[Layout region records]
--

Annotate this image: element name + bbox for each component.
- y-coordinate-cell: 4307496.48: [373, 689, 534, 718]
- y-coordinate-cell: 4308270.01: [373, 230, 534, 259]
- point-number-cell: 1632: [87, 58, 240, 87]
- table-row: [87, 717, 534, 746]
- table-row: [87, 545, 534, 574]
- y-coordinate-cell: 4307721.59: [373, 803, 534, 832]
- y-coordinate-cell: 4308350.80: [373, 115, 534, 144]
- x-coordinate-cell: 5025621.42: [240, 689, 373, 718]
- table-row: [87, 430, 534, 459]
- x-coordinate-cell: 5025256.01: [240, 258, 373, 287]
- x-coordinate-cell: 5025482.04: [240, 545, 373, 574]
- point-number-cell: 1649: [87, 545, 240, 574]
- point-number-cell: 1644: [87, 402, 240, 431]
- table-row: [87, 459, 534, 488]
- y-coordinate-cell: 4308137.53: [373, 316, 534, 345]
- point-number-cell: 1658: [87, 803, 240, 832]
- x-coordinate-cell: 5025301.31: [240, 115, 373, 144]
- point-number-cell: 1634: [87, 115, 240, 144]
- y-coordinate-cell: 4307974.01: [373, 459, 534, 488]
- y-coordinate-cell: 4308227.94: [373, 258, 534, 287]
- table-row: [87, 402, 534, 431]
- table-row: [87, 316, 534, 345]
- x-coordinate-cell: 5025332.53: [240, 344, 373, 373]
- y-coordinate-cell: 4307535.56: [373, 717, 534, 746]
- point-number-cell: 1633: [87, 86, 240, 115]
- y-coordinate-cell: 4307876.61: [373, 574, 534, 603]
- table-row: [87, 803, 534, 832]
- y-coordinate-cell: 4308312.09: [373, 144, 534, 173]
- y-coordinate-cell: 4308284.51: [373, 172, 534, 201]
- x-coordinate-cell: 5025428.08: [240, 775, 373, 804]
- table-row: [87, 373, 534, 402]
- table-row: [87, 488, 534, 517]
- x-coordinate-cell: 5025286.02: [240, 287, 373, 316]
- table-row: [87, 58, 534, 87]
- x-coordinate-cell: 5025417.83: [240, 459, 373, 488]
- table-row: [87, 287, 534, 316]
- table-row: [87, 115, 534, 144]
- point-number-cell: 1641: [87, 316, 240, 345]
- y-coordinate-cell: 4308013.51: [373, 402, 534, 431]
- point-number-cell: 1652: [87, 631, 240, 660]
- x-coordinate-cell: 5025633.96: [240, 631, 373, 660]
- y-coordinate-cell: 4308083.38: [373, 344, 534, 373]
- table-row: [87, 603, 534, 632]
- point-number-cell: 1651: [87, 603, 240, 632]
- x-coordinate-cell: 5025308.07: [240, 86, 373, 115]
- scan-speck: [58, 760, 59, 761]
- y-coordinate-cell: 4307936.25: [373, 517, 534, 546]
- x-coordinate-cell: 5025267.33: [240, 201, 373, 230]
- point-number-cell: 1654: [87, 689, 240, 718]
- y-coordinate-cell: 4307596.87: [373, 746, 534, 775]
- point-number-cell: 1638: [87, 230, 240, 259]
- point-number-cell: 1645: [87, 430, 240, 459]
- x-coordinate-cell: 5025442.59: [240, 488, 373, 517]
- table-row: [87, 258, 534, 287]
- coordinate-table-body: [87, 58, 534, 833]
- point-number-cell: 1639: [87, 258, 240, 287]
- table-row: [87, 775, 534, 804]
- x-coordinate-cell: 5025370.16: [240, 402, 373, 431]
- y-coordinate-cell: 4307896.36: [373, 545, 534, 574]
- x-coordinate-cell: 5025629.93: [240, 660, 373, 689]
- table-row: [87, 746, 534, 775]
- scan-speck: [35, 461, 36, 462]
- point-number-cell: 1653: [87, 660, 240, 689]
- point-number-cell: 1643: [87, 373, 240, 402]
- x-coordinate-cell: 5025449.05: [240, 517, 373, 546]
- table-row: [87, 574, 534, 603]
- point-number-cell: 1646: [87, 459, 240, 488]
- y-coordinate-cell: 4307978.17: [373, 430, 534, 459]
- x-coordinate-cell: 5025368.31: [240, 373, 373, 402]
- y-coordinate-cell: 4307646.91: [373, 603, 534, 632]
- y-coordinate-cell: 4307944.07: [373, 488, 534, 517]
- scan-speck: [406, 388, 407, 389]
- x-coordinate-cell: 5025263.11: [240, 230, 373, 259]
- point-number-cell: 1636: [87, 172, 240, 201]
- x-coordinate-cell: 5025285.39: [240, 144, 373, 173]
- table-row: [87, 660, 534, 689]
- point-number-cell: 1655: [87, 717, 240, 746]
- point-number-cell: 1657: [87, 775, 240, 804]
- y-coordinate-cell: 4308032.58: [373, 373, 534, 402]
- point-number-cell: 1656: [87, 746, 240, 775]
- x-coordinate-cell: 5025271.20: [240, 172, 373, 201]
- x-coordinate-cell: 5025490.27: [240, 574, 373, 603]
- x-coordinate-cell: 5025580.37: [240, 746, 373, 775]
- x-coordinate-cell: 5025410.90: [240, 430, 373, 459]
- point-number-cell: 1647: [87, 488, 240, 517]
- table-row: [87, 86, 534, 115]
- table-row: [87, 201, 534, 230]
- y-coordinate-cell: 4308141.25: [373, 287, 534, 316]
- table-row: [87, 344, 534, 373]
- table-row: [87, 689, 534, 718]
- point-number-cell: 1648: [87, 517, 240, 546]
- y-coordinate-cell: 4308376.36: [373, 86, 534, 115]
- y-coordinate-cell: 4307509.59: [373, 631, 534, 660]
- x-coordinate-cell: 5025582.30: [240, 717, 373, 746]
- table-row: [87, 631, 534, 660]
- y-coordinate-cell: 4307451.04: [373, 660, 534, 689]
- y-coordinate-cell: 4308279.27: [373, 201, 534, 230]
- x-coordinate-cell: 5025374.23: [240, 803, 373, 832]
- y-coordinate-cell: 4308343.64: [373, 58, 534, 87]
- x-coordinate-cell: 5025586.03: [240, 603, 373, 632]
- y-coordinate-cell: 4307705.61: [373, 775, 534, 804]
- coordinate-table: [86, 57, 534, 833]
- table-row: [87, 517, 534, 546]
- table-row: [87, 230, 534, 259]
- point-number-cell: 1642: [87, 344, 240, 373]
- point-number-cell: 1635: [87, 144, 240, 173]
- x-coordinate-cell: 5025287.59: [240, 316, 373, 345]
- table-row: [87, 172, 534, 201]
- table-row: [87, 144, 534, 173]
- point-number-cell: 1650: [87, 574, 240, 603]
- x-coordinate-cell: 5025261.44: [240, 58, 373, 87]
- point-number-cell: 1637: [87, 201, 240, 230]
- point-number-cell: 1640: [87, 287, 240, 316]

--

* _DO THIS_
Copy the records from the first line down to the line with "- table-row: [87, 545, 534, 574]", swapping "point-number-cell" for "station-number-cell" and leaving all else as it stands.

* _OUTPUT_
Annotate this image: element name + bbox for each component.
- y-coordinate-cell: 4307496.48: [373, 689, 534, 718]
- y-coordinate-cell: 4308270.01: [373, 230, 534, 259]
- station-number-cell: 1632: [87, 58, 240, 87]
- table-row: [87, 717, 534, 746]
- table-row: [87, 545, 534, 574]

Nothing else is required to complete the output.